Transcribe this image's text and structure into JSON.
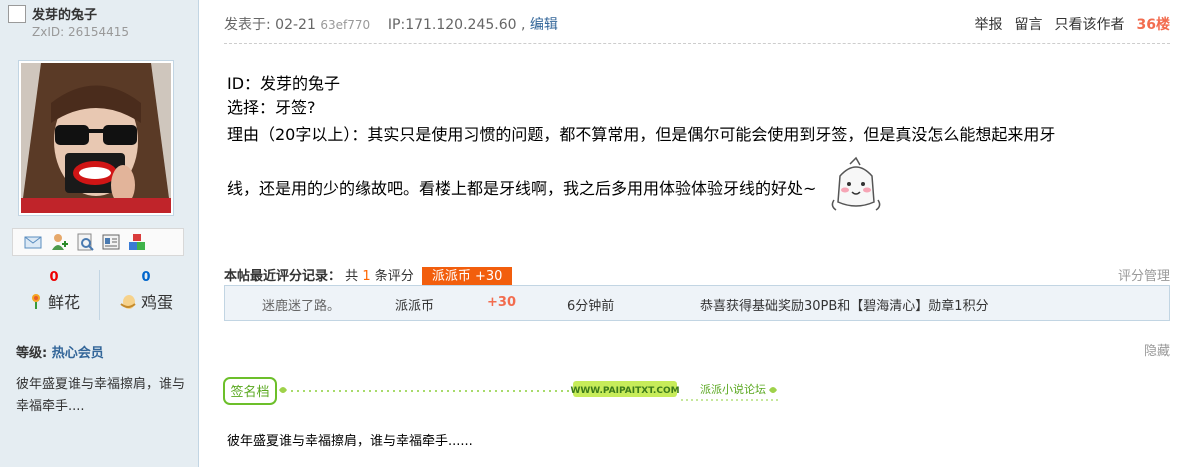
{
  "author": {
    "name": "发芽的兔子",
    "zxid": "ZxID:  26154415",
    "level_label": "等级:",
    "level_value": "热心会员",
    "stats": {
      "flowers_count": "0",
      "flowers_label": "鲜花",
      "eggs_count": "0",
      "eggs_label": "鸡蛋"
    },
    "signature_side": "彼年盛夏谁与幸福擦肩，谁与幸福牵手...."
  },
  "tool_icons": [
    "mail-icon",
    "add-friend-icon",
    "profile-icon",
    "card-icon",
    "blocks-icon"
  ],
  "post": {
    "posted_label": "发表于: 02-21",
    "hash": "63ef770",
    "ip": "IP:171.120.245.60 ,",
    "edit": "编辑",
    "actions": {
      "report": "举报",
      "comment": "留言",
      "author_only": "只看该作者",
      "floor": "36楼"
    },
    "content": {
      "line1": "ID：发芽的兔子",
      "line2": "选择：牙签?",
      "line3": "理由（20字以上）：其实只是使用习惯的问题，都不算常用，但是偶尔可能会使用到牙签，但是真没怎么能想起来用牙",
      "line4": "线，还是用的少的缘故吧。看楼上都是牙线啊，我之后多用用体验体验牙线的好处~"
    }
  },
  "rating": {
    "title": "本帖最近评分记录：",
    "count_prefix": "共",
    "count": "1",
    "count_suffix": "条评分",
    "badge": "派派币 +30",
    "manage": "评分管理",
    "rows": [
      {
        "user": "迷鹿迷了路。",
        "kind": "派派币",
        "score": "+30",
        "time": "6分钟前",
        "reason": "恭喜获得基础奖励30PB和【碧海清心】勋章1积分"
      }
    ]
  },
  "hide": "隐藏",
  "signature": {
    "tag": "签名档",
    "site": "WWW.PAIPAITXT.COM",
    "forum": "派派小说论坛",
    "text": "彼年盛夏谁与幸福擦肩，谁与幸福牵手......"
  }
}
________________
> [What needs to be done] Every record above should be transcribed exactly; the pictures stay out of the copy.

> [Complete response]
Transcribe this image's text and structure into JSON.
{
  "author": {
    "name": "发芽的兔子",
    "zxid": "ZxID:  26154415",
    "level_label": "等级:",
    "level_value": "热心会员",
    "stats": {
      "flowers_count": "0",
      "flowers_label": "鲜花",
      "eggs_count": "0",
      "eggs_label": "鸡蛋"
    },
    "signature_side": "彼年盛夏谁与幸福擦肩，谁与幸福牵手...."
  },
  "tool_icons": [
    "mail-icon",
    "add-friend-icon",
    "profile-icon",
    "card-icon",
    "blocks-icon"
  ],
  "post": {
    "posted_label": "发表于: 02-21",
    "hash": "63ef770",
    "ip": "IP:171.120.245.60 ,",
    "edit": "编辑",
    "actions": {
      "report": "举报",
      "comment": "留言",
      "author_only": "只看该作者",
      "floor": "36楼"
    },
    "content": {
      "line1": "ID：发芽的兔子",
      "line2": "选择：牙签?",
      "line3": "理由（20字以上）：其实只是使用习惯的问题，都不算常用，但是偶尔可能会使用到牙签，但是真没怎么能想起来用牙",
      "line4": "线，还是用的少的缘故吧。看楼上都是牙线啊，我之后多用用体验体验牙线的好处~"
    }
  },
  "rating": {
    "title": "本帖最近评分记录：",
    "count_prefix": "共",
    "count": "1",
    "count_suffix": "条评分",
    "badge": "派派币 +30",
    "manage": "评分管理",
    "rows": [
      {
        "user": "迷鹿迷了路。",
        "kind": "派派币",
        "score": "+30",
        "time": "6分钟前",
        "reason": "恭喜获得基础奖励30PB和【碧海清心】勋章1积分"
      }
    ]
  },
  "hide": "隐藏",
  "signature": {
    "tag": "签名档",
    "site": "WWW.PAIPAITXT.COM",
    "forum": "派派小说论坛",
    "text": "彼年盛夏谁与幸福擦肩，谁与幸福牵手......"
  }
}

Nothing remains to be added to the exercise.